### Description of the task
The records below hold pictures; please leave those out and retype the rest exactly.

### Supplied material

## begin

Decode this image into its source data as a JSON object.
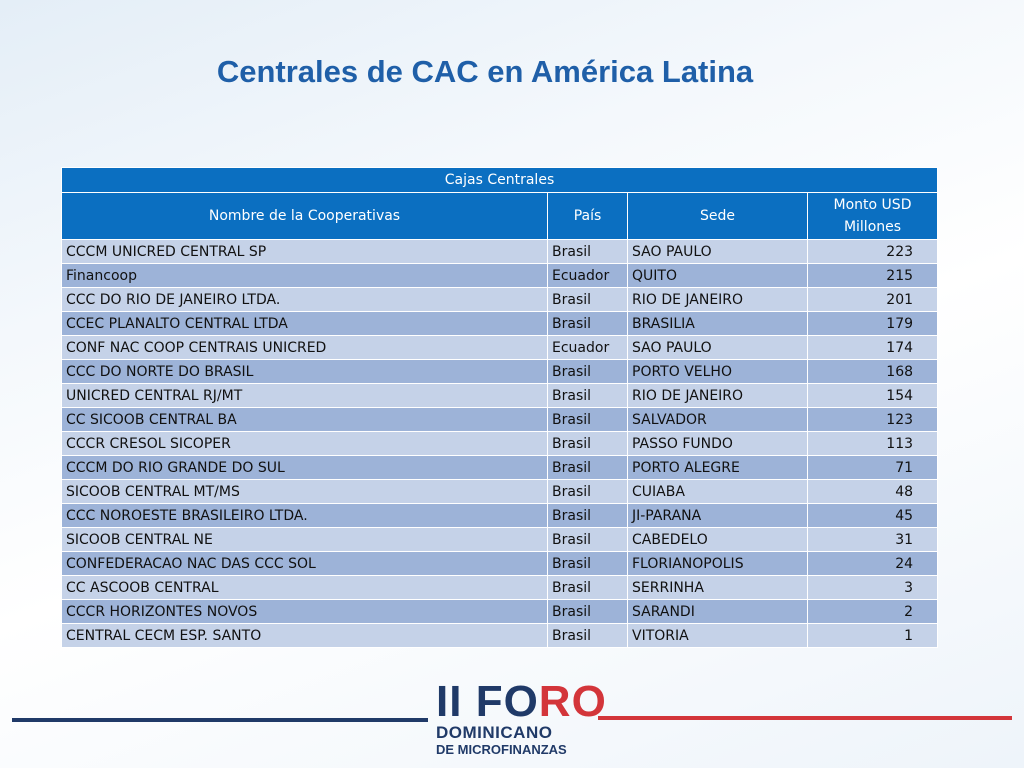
{
  "title": "Centrales de CAC en América Latina",
  "table": {
    "group_header": "Cajas Centrales",
    "columns": {
      "nombre": "Nombre de la Cooperativas",
      "pais": "País",
      "sede": "Sede",
      "monto_line1": "Monto USD",
      "monto_line2": "Millones"
    },
    "rows": [
      {
        "nombre": "CCCM UNICRED CENTRAL SP",
        "pais": "Brasil",
        "sede": "SAO PAULO",
        "monto": "223"
      },
      {
        "nombre": "Financoop",
        "pais": "Ecuador",
        "sede": "QUITO",
        "monto": "215"
      },
      {
        "nombre": "CCC DO RIO DE JANEIRO LTDA.",
        "pais": "Brasil",
        "sede": "RIO DE JANEIRO",
        "monto": "201"
      },
      {
        "nombre": "CCEC PLANALTO CENTRAL LTDA",
        "pais": "Brasil",
        "sede": "BRASILIA",
        "monto": "179"
      },
      {
        "nombre": "CONF NAC COOP CENTRAIS UNICRED",
        "pais": "Ecuador",
        "sede": "SAO PAULO",
        "monto": "174"
      },
      {
        "nombre": "CCC DO NORTE DO BRASIL",
        "pais": "Brasil",
        "sede": "PORTO VELHO",
        "monto": "168"
      },
      {
        "nombre": "UNICRED CENTRAL RJ/MT",
        "pais": "Brasil",
        "sede": "RIO DE JANEIRO",
        "monto": "154"
      },
      {
        "nombre": "CC SICOOB CENTRAL BA",
        "pais": "Brasil",
        "sede": "SALVADOR",
        "monto": "123"
      },
      {
        "nombre": "CCCR CRESOL SICOPER",
        "pais": "Brasil",
        "sede": "PASSO FUNDO",
        "monto": "113"
      },
      {
        "nombre": "CCCM DO RIO GRANDE DO SUL",
        "pais": "Brasil",
        "sede": "PORTO ALEGRE",
        "monto": "71"
      },
      {
        "nombre": "SICOOB CENTRAL MT/MS",
        "pais": "Brasil",
        "sede": "CUIABA",
        "monto": "48"
      },
      {
        "nombre": "CCC NOROESTE BRASILEIRO LTDA.",
        "pais": "Brasil",
        "sede": "JI-PARANA",
        "monto": "45"
      },
      {
        "nombre": "SICOOB CENTRAL NE",
        "pais": "Brasil",
        "sede": "CABEDELO",
        "monto": "31"
      },
      {
        "nombre": "CONFEDERACAO NAC DAS CCC SOL",
        "pais": "Brasil",
        "sede": "FLORIANOPOLIS",
        "monto": "24"
      },
      {
        "nombre": "CC ASCOOB CENTRAL",
        "pais": "Brasil",
        "sede": "SERRINHA",
        "monto": "3"
      },
      {
        "nombre": "CCCR HORIZONTES NOVOS",
        "pais": "Brasil",
        "sede": "SARANDI",
        "monto": "2"
      },
      {
        "nombre": "CENTRAL CECM ESP. SANTO",
        "pais": "Brasil",
        "sede": "VITORIA",
        "monto": "1"
      }
    ]
  },
  "logo": {
    "roman": "II",
    "fo": "FO",
    "ro": "RO",
    "line1": "DOMINICANO",
    "line2": "DE MICROFINANZAS"
  },
  "colors": {
    "title": "#1f5fa8",
    "header_bg": "#0b6fc1",
    "row_light": "#c5d2e8",
    "row_dark": "#9db3d8",
    "navy": "#203a68",
    "red": "#d3353a"
  }
}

## end

### Result below
Decode this image into its source data as a JSON object.
{
  "title": "Centrales de CAC en América Latina",
  "table": {
    "group_header": "Cajas Centrales",
    "columns": {
      "nombre": "Nombre de la Cooperativas",
      "pais": "País",
      "sede": "Sede",
      "monto_line1": "Monto USD",
      "monto_line2": "Millones"
    },
    "rows": [
      {
        "nombre": "CCCM UNICRED CENTRAL SP",
        "pais": "Brasil",
        "sede": "SAO PAULO",
        "monto": "223"
      },
      {
        "nombre": "Financoop",
        "pais": "Ecuador",
        "sede": "QUITO",
        "monto": "215"
      },
      {
        "nombre": "CCC DO RIO DE JANEIRO LTDA.",
        "pais": "Brasil",
        "sede": "RIO DE JANEIRO",
        "monto": "201"
      },
      {
        "nombre": "CCEC PLANALTO CENTRAL LTDA",
        "pais": "Brasil",
        "sede": "BRASILIA",
        "monto": "179"
      },
      {
        "nombre": "CONF NAC COOP CENTRAIS UNICRED",
        "pais": "Ecuador",
        "sede": "SAO PAULO",
        "monto": "174"
      },
      {
        "nombre": "CCC DO NORTE DO BRASIL",
        "pais": "Brasil",
        "sede": "PORTO VELHO",
        "monto": "168"
      },
      {
        "nombre": "UNICRED CENTRAL RJ/MT",
        "pais": "Brasil",
        "sede": "RIO DE JANEIRO",
        "monto": "154"
      },
      {
        "nombre": "CC SICOOB CENTRAL BA",
        "pais": "Brasil",
        "sede": "SALVADOR",
        "monto": "123"
      },
      {
        "nombre": "CCCR CRESOL SICOPER",
        "pais": "Brasil",
        "sede": "PASSO FUNDO",
        "monto": "113"
      },
      {
        "nombre": "CCCM DO RIO GRANDE DO SUL",
        "pais": "Brasil",
        "sede": "PORTO ALEGRE",
        "monto": "71"
      },
      {
        "nombre": "SICOOB CENTRAL MT/MS",
        "pais": "Brasil",
        "sede": "CUIABA",
        "monto": "48"
      },
      {
        "nombre": "CCC NOROESTE BRASILEIRO LTDA.",
        "pais": "Brasil",
        "sede": "JI-PARANA",
        "monto": "45"
      },
      {
        "nombre": "SICOOB CENTRAL NE",
        "pais": "Brasil",
        "sede": "CABEDELO",
        "monto": "31"
      },
      {
        "nombre": "CONFEDERACAO NAC DAS CCC SOL",
        "pais": "Brasil",
        "sede": "FLORIANOPOLIS",
        "monto": "24"
      },
      {
        "nombre": "CC ASCOOB CENTRAL",
        "pais": "Brasil",
        "sede": "SERRINHA",
        "monto": "3"
      },
      {
        "nombre": "CCCR HORIZONTES NOVOS",
        "pais": "Brasil",
        "sede": "SARANDI",
        "monto": "2"
      },
      {
        "nombre": "CENTRAL CECM ESP. SANTO",
        "pais": "Brasil",
        "sede": "VITORIA",
        "monto": "1"
      }
    ]
  },
  "logo": {
    "roman": "II",
    "fo": "FO",
    "ro": "RO",
    "line1": "DOMINICANO",
    "line2": "DE MICROFINANZAS"
  },
  "colors": {
    "title": "#1f5fa8",
    "header_bg": "#0b6fc1",
    "row_light": "#c5d2e8",
    "row_dark": "#9db3d8",
    "navy": "#203a68",
    "red": "#d3353a"
  }
}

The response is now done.